▶ Sayfa alıntısı:
HABER MERKEZİ – b- İdeolojik dönüşümüm ve gelişmem en açık sonuçlarını şüphesiz çağdaş siyaset, devlet ve kaynaklandıkları uygarlık çözümlemesinde gösterdi. Çocukluktan beri yükselmeyi hep devlet katında arayan bir yolculuğa çıktığımızı samimiyetle itiraf etmeliyim. Devrimle devlet yıkma faraziyelerimiz bile, yine kendi devletimizi kurmaktan öteye gidemiyordu. Tuzak buradaydı.
‘Devletçi ideolojiler’ benim açımdan artık çözümlendikleri kadarıyla tamamen bir kurtuluş aracı olamazlardı. Kapitalist, sosyalist, ulusal üniter ve federalist demokratik sınıf devletleri hiyerarşik toplumun din, cins, etnisite, çevre ve sınıf sorunlarını çözmek şurada kalsın, bu sorunların bizzat kaynağı durumundadırlar. Çözümü her bakımdan bu kaynağın dışında aramak ve ta neolitik toplumdan beri çakılıp kalmış halkların, bireyin ve tarih boyunca ailenin içine sıkışmış bulunduğu konumundan dağ başında ve çölde hala direnen aşiret olgusuna, din cemaatlerinden kadının bin bir kılıfa bürünmüş objektif direnme gerçekliğine, toplumun temel kurumlarını savunmaktan bireyin yitik özgürlüğünü yakalamaya kadar çok yönlü bir ‘yeni yol’ arayışına dayandırmak gerektiği temel bir öneme sahiptir. Çevreyi, ekolojik dengeleri altüst eden toplum ve sınıflı uygarlıktan, bilimle sıkı işbirliği temelinde ekolojik toplum arayışıyla çıkış aramak ertelenmez bir görev durumuna gelmiştir.
Marksizm’in körüklediği köle-serf-işçi yüceltmesini kabul etmeyen bir sınıf anlayışı da bu arayışın vazgeçilmez bir eksenidir. Kullaştırmayı, serfleştirmeyi, işçileştirmeyi bir aşağılanma olarak gören ve her koşulda bizzat bu olgulaşmalara karşı direnmeyi esas alan bir ‘sosyalizm’ anlayışı aranmak durumundadır. İyi köle, iyi serf, iyi işçi olamaz. Üç kategori de insanlıktan, özgürlükten düşüşü ifade eder ve özgürleşme esas alınıyorsa, bu olgulara sürekli karşı konulması gerekir. Dolayısıyla bu olgulaşmaya karşı direnen her toplumsal olguya daha bir yücelikle bakma gereği vardır. Bu nedenle binlerce yıllık dağ başında, çöllerde, orman kuytularındaki etnisitede, ailenin ezilen cinsi kadında yaşanan muazzam direnmeler köleliğin, serf ve işçinin direnmelerinden kat be kat daha eski, derinlikli ve yücelikli olgulardır. Yeni toplum, felsefe ve uygulamalarımızı bu esaslara dayandırmalıyız. Binlerce yıllık peygamber ve bilge gelenekleri, Marksist, liberal ve çağdaş direnişlerden belki de binlerce kez daha zengin içerikli ve hacimli sosyal olgulardır. Ancak kapsamlı bir tarih-toplum çözümlemesine konu olabilecek bu olgusal yaklaşımlara dayalı temel toplumsal ve doğasal felsefeyi, kendi açımdan en genel bir ifade olarak ‘demokratik ve ekolojik toplum’ olarak değerlendirdim. Bir çözüm hedefi olarak belirlemeye çalıştım.

▶ Sağlanan veriler:
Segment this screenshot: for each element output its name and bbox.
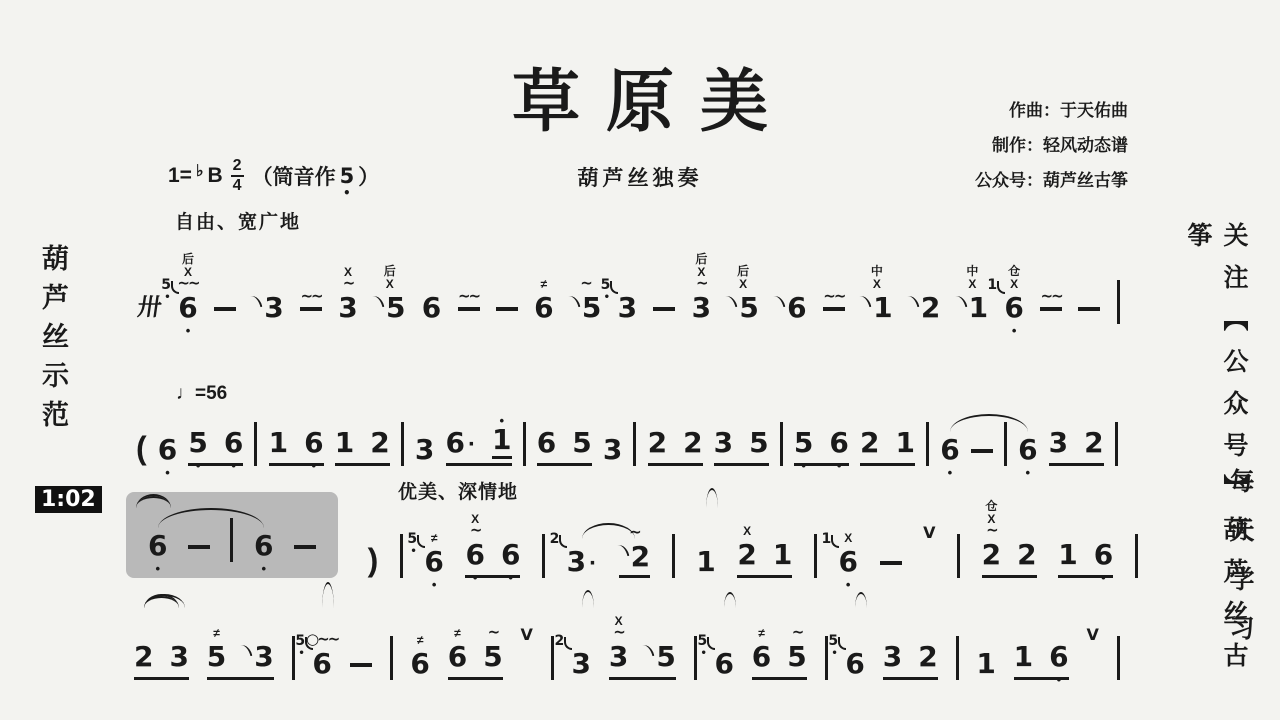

▶ Yapılacak iş:
Sayfa alıntısında sınıf devletlerinin bizzat kaynağı olduğu söylenen hiyerarşik toplum sorunlarının tamamını sıralayın. Veriler sayfa alıntısıyla ilgili değildir.

▶ Alıştırma sonucu:
Din, cins, etnisite, çevre ve sınıf sorunları.